--- START GIVEN ENTRIES ---
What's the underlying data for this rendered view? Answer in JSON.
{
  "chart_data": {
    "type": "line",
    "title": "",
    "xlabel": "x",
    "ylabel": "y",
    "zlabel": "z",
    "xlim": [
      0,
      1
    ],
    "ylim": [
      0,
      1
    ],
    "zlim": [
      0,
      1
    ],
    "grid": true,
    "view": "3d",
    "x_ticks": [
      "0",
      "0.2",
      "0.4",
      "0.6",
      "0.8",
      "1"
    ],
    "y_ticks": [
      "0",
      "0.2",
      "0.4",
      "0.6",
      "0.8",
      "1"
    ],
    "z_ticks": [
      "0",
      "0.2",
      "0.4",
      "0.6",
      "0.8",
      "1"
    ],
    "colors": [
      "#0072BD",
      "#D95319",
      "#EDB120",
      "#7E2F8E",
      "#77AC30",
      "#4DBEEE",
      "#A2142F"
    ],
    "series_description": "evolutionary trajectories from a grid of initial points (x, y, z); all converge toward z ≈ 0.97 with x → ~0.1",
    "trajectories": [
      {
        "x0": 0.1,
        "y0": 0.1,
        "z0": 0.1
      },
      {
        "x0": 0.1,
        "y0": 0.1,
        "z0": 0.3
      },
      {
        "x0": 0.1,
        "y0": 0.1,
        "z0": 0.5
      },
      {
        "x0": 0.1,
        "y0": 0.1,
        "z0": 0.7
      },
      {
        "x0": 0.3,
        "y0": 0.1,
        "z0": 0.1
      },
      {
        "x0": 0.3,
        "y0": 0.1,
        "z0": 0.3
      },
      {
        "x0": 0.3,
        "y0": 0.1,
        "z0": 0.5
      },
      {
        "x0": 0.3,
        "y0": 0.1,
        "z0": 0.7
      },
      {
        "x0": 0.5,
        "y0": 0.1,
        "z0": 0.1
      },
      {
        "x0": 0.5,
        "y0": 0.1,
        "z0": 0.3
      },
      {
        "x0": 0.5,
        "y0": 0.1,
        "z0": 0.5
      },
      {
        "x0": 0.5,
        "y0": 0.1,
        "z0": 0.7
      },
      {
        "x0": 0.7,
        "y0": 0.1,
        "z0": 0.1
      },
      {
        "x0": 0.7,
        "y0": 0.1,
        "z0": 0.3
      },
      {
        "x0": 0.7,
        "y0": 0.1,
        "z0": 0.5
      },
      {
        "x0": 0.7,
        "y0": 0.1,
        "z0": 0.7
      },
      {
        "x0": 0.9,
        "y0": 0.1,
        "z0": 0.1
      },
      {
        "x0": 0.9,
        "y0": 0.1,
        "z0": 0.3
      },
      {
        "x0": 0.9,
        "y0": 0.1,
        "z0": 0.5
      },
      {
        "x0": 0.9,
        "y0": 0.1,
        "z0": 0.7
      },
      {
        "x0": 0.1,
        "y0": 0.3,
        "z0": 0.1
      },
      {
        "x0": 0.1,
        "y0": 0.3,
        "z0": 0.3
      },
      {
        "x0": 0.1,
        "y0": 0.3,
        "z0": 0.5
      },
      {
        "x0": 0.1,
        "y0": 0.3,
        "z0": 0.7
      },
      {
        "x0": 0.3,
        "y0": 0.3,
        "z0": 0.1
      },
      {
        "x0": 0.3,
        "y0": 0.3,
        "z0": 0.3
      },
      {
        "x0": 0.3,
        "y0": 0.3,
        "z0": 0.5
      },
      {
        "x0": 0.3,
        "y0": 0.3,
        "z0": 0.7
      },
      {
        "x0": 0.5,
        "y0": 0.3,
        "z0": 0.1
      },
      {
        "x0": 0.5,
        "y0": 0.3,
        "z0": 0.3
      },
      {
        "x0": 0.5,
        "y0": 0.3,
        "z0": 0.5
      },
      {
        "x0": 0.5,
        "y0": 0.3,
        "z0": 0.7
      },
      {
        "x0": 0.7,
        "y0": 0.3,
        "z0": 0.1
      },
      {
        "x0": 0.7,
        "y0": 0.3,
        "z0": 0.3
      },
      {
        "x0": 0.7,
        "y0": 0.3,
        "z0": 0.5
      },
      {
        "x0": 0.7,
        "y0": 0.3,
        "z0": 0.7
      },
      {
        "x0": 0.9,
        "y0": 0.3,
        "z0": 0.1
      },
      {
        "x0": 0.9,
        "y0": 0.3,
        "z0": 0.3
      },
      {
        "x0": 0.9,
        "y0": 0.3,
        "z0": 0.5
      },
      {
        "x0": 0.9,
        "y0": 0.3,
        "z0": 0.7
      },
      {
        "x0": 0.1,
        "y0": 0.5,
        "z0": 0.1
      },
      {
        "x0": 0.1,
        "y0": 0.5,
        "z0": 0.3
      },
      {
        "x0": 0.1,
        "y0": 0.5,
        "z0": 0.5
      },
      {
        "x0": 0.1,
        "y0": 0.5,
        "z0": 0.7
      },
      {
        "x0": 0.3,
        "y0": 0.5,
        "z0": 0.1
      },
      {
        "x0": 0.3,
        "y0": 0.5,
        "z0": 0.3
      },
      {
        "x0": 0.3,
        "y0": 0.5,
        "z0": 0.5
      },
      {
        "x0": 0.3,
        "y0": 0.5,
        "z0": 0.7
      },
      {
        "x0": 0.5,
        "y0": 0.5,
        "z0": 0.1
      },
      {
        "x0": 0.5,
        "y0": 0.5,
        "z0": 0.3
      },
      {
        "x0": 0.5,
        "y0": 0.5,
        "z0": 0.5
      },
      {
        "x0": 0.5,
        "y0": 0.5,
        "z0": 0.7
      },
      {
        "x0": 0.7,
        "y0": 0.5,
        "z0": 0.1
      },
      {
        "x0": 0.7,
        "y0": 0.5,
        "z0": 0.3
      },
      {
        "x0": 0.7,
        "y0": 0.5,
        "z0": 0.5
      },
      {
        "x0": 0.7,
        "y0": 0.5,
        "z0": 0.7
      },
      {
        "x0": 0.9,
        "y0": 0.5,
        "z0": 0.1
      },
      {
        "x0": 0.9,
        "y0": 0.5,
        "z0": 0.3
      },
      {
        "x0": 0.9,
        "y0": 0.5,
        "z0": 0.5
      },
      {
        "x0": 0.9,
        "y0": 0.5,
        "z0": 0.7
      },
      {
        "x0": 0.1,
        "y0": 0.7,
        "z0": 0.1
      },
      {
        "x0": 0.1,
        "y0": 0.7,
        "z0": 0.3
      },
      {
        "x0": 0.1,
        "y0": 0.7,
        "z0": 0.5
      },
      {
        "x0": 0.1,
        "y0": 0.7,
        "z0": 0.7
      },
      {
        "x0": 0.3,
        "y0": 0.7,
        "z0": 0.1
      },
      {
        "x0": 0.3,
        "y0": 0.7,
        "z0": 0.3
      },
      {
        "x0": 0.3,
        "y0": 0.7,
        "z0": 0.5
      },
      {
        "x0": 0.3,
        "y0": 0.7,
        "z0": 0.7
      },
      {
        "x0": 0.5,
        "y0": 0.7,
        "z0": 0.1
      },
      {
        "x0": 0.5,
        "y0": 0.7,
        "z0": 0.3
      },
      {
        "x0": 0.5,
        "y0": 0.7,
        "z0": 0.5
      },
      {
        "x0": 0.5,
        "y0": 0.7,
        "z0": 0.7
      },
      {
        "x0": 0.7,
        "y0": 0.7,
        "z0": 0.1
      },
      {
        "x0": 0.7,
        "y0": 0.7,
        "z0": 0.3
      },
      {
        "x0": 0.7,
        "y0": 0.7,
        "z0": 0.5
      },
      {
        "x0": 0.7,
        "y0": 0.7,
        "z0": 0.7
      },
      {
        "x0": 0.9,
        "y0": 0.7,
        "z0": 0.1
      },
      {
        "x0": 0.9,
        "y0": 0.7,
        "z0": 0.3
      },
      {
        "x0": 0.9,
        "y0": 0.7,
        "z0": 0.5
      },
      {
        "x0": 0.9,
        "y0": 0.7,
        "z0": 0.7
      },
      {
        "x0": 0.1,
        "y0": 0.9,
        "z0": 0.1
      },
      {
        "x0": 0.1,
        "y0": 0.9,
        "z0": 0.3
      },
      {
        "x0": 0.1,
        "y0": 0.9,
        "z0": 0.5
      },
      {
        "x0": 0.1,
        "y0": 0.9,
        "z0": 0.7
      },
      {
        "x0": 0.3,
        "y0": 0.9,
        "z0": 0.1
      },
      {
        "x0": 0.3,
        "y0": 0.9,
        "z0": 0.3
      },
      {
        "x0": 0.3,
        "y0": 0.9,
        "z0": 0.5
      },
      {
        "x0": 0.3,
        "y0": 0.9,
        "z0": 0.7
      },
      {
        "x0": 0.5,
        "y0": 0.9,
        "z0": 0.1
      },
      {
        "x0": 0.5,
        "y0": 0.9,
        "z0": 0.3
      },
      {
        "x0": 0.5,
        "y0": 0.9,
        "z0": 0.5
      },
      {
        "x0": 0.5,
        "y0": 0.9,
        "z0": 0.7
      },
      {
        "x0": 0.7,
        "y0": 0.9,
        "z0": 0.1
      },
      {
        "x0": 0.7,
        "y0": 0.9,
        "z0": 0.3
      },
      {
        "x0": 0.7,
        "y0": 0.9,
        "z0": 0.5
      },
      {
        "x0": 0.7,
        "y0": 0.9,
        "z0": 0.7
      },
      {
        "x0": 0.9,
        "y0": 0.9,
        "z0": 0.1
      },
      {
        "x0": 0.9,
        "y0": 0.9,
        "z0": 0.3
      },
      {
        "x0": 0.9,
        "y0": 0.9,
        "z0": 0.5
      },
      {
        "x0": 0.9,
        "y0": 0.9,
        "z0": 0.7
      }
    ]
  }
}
--- END GIVEN ENTRIES ---
OBJECTIVE.
Reply with only the number of lines in the entries that contain the word "trajectories".

RESULT FOR THIS TASK.
2